Records for the task:
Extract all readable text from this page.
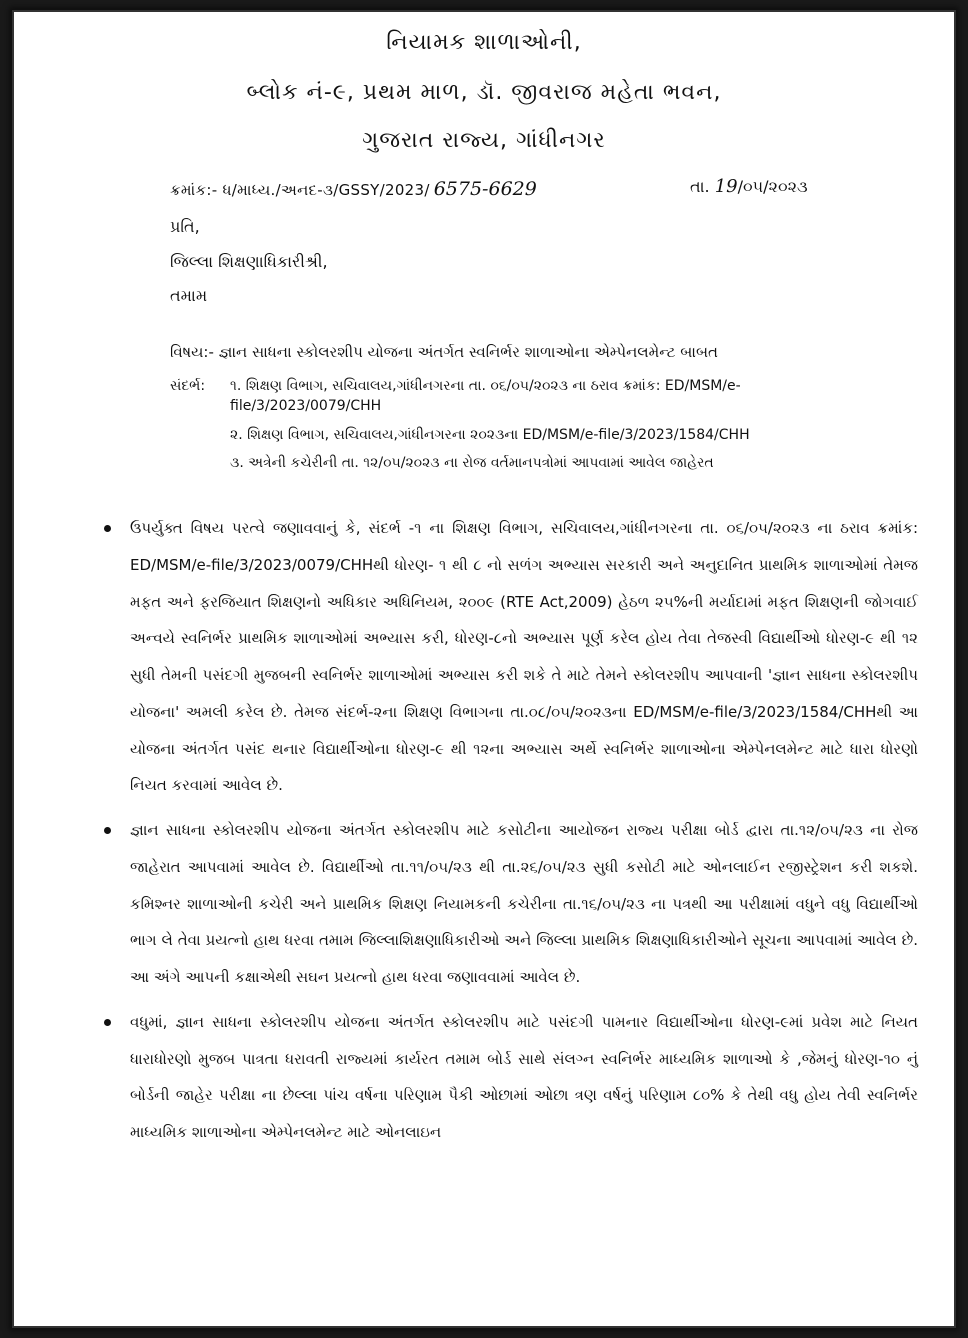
નિયામક શાળાઓની,
બ્લોક નં-૯, પ્રથમ માળ, ડૉ. જીવરાજ મહેતા ભવન,
ગુજરાત રાજ્ય, ગાંધીનગર
ક્રમાંક:- ધ/માધ્ય./અનદ-૩/GSSY/2023/ 6575-6629	તા. 19/૦૫/૨૦૨૩
પ્રતિ,
જિલ્લા શિક્ષણાધિકારીશ્રી,
તમામ
વિષય:- જ્ઞાન સાધના સ્કોલરશીપ યોજના અંતર્ગત સ્વનિર્ભર શાળાઓના એમ્પેનલમેન્ટ બાબત
સંદર્ભ: ૧. શિક્ષણ વિભાગ, સચિવાલય,ગાંધીનગરના તા. ૦૬/૦૫/૨૦૨૩ ના ઠરાવ ક્રમાંક: ED/MSM/e-file/3/2023/0079/CHH
૨. શિક્ષણ વિભાગ, સચિવાલય,ગાંધીનગરના ૨૦૨૩ના ED/MSM/e-file/3/2023/1584/CHH
૩. અત્રેની કચેરીની તા. ૧૨/૦૫/૨૦૨૩ ના રોજ વર્તમાનપત્રોમાં આપવામાં આવેલ જાહેરત
ઉપર્યુક્ત વિષય પરત્વે જણાવવાનું કે, સંદર્ભ -૧ ના શિક્ષણ વિભાગ, સચિવાલય,ગાંધીનગરના તા. ૦૬/૦૫/૨૦૨૩ ના ઠરાવ ક્રમાંક: ED/MSM/e-file/3/2023/0079/CHHથી ધોરણ- ૧ થી ૮ નો સળંગ અભ્યાસ સરકારી અને અનુદાનિત પ્રાથમિક શાળાઓમાં તેમજ મફત અને ફરજિયાત શિક્ષણનો અધિકાર અધિનિયમ, ૨૦૦૯ (RTE Act,2009) હેઠળ ૨૫%ની મર્યાદામાં મફત શિક્ષણની જોગવાઈ અન્વયે સ્વનિર્ભર પ્રાથમિક શાળાઓમાં અભ્યાસ કરી, ધોરણ-૮નો અભ્યાસ પૂર્ણ કરેલ હોય તેવા તેજસ્વી વિદ્યાર્થીઓ ધોરણ-૯ થી ૧૨ સુધી તેમની પસંદગી મુજબની સ્વનિર્ભર શાળાઓમાં અભ્યાસ કરી શકે તે માટે તેમને સ્કોલરશીપ આપવાની 'જ્ઞાન સાધના સ્કોલરશીપ યોજના' અમલી કરેલ છે. તેમજ સંદર્ભ-૨ના શિક્ષણ વિભાગના તા.૦૮/૦૫/૨૦૨૩ના ED/MSM/e-file/3/2023/1584/CHHથી આ યોજના અંતર્ગત પસંદ થનાર વિદ્યાર્થીઓના ધોરણ-૯ થી ૧૨ના અભ્યાસ અર્થે સ્વનિર્ભર શાળાઓના એમ્પેનલમેન્ટ માટે ધારા ધોરણો નિયત કરવામાં આવેલ છે.
જ્ઞાન સાધના સ્કોલરશીપ યોજના અંતર્ગત સ્કોલરશીપ માટે કસોટીના આયોજન રાજ્ય પરીક્ષા બોર્ડ દ્વારા તા.૧૨/૦૫/૨૩ ના રોજ જાહેરાત આપવામાં આવેલ છે. વિદ્યાર્થીઓ તા.૧૧/૦૫/૨૩ થી તા.૨૬/૦૫/૨૩ સુધી કસોટી માટે ઓનલાઈન રજીસ્ટ્રેશન કરી શકશે. કમિશ્નર શાળાઓની કચેરી અને પ્રાથમિક શિક્ષણ નિયામકની કચેરીના તા.૧૬/૦૫/૨૩ ના પત્રથી આ પરીક્ષામાં વધુને વધુ વિદ્યાર્થીઓ ભાગ લે તેવા પ્રયત્નો હાથ ધરવા તમામ જિલ્લાશિક્ષણાધિકારીઓ અને જિલ્લા પ્રાથમિક શિક્ષણાધિકારીઓને સૂચના આપવામાં આવેલ છે. આ અંગે આપની કક્ષાએથી સઘન પ્રયત્નો હાથ ધરવા જણાવવામાં આવેલ છે.
વધુમાં, જ્ઞાન સાધના સ્કોલરશીપ યોજના અંતર્ગત સ્કોલરશીપ માટે પસંદગી પામનાર વિદ્યાર્થીઓના ધોરણ-૯માં પ્રવેશ માટે નિયત ધારાધોરણો મુજબ પાત્રતા ધરાવતી રાજ્યમાં કાર્યરત તમામ બોર્ડ સાથે સંલગ્ન સ્વનિર્ભર માધ્યમિક શાળાઓ કે ,જેમનું ધોરણ-૧૦ નું બોર્ડની જાહેર પરીક્ષા ના છેલ્લા પાંચ વર્ષના પરિણામ પૈકી ઓછામાં ઓછા ત્રણ વર્ષનું પરિણામ ૮૦% કે તેથી વધુ હોય તેવી સ્વનિર્ભર માધ્યમિક શાળાઓના એમ્પેનલમેન્ટ માટે ઓનલાઇન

Your instructions: Among the lines of the data, identify those with the word "નગરન". Copy each of them.

The completed task:
સંદર્ભ: ૧. શિક્ષણ વિભાગ, સચિવાલય,ગાંધીનગરના તા. ૦૬/૦૫/૨૦૨૩ ના ઠરાવ ક્રમાંક: ED/MSM/e-file/3/2023/0079/CHH
૨. શિક્ષણ વિભાગ, સચિવાલય,ગાંધીનગરના ૨૦૨૩ના ED/MSM/e-file/3/2023/1584/CHH
ઉપર્યુક્ત વિષય પરત્વે જણાવવાનું કે, સંદર્ભ -૧ ના શિક્ષણ વિભાગ, સચિવાલય,ગાંધીનગરના તા. ૦૬/૦૫/૨૦૨૩ ના ઠરાવ ક્રમાંક: ED/MSM/e-file/3/2023/0079/CHHથી ધોરણ- ૧ થી ૮ નો સળંગ અભ્યાસ સરકારી અને અનુદાનિત પ્રાથમિક શાળાઓમાં તેમજ મફત અને ફરજિયાત શિક્ષણનો અધિકાર અધિનિયમ, ૨૦૦૯ (RTE Act,2009) હેઠળ ૨૫%ની મર્યાદામાં મફત શિક્ષણની જોગવાઈ અન્વયે સ્વનિર્ભર પ્રાથમિક શાળાઓમાં અભ્યાસ કરી, ધોરણ-૮નો અભ્યાસ પૂર્ણ કરેલ હોય તેવા તેજસ્વી વિદ્યાર્થીઓ ધોરણ-૯ થી ૧૨ સુધી તેમની પસંદગી મુજબની સ્વનિર્ભર શાળાઓમાં અભ્યાસ કરી શકે તે માટે તેમને સ્કોલરશીપ આપવાની 'જ્ઞાન સાધના સ્કોલરશીપ યોજના' અમલી કરેલ છે. તેમજ સંદર્ભ-૨ના શિક્ષણ વિભાગના તા.૦૮/૦૫/૨૦૨૩ના ED/MSM/e-file/3/2023/1584/CHHથી આ યોજના અંતર્ગત પસંદ થનાર વિદ્યાર્થીઓના ધોરણ-૯ થી ૧૨ના અભ્યાસ અર્થે સ્વનિર્ભર શાળાઓના એમ્પેનલમેન્ટ માટે ધારા ધોરણો નિયત કરવામાં આવેલ છે.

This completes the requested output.